-- EXERCISE --
Output the records exactly. Include every line.

(Lines of data)
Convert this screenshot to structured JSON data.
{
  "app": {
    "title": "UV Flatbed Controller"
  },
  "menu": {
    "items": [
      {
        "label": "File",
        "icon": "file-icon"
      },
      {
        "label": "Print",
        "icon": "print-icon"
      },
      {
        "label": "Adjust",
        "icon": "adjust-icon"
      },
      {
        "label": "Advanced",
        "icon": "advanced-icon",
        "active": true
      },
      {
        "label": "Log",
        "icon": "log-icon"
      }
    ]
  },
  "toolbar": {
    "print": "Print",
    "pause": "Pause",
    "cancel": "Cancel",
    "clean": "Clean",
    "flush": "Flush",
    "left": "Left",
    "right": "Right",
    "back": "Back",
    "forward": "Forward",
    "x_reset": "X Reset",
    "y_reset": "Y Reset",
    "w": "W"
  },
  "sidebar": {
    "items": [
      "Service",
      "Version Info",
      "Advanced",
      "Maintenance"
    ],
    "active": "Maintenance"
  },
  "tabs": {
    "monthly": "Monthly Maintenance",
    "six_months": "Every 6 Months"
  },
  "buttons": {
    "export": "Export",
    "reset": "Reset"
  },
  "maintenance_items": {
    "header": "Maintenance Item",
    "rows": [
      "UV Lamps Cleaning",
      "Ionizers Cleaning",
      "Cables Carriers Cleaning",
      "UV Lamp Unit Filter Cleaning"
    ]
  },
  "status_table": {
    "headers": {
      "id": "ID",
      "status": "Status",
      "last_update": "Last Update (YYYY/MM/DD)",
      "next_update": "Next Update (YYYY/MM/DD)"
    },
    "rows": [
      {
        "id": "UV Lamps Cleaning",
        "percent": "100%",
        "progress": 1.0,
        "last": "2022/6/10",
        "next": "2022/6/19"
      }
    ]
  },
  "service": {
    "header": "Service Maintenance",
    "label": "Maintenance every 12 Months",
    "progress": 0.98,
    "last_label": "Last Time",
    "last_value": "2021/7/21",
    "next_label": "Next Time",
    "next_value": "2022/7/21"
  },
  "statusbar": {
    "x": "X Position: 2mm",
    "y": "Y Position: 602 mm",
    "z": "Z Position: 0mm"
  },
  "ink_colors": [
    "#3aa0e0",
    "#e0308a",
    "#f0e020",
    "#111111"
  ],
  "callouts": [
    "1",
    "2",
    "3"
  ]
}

-- CORRECT ANSWER --
Convert this screenshot to structured JSON data.
{
  "app": {
    "title": "UV Flatbed Controller"
  },
  "menu": {
    "items": [
      {
        "label": "File",
        "icon": "file-icon"
      },
      {
        "label": "Print",
        "icon": "print-icon"
      },
      {
        "label": "Adjust",
        "icon": "adjust-icon"
      },
      {
        "label": "Advanced",
        "icon": "advanced-icon",
        "active": true
      },
      {
        "label": "Log",
        "icon": "log-icon"
      }
    ]
  },
  "toolbar": {
    "print": "Print",
    "pause": "Pause",
    "cancel": "Cancel",
    "clean": "Clean",
    "flush": "Flush",
    "left": "Left",
    "right": "Right",
    "back": "Back",
    "forward": "Forward",
    "x_reset": "X Reset",
    "y_reset": "Y Reset",
    "w": "W"
  },
  "sidebar": {
    "items": [
      "Service",
      "Version Info",
      "Advanced",
      "Maintenance"
    ],
    "active": "Maintenance"
  },
  "tabs": {
    "monthly": "Monthly Maintenance",
    "six_months": "Every 6 Months"
  },
  "buttons": {
    "export": "Export",
    "reset": "Reset"
  },
  "maintenance_items": {
    "header": "Maintenance Item",
    "rows": [
      "UV Lamps Cleaning",
      "Ionizers Cleaning",
      "Cables Carriers Cleaning",
      "UV Lamp Unit Filter Cleaning"
    ]
  },
  "status_table": {
    "headers": {
      "id": "ID",
      "status": "Status",
      "last_update": "Last Update (YYYY/MM/DD)",
      "next_update": "Next Update (YYYY/MM/DD)"
    },
    "rows": [
      {
        "id": "UV Lamps Cleaning",
        "percent": "100%",
        "progress": 1.0,
        "last": "2022/6/10",
        "next": "2022/6/19"
      }
    ]
  },
  "service": {
    "header": "Service Maintenance",
    "label": "Maintenance every 12 Months",
    "progress": 0.98,
    "last_label": "Last Time",
    "last_value": "2021/7/21",
    "next_label": "Next Time",
    "next_value": "2022/7/21"
  },
  "statusbar": {
    "x": "X Position: 2mm",
    "y": "Y Position: 602 mm",
    "z": "Z Position: 0mm"
  },
  "ink_colors": [
    "#3aa0e0",
    "#e0308a",
    "#f0e020",
    "#111111"
  ],
  "callouts": [
    "1",
    "2",
    "3"
  ]
}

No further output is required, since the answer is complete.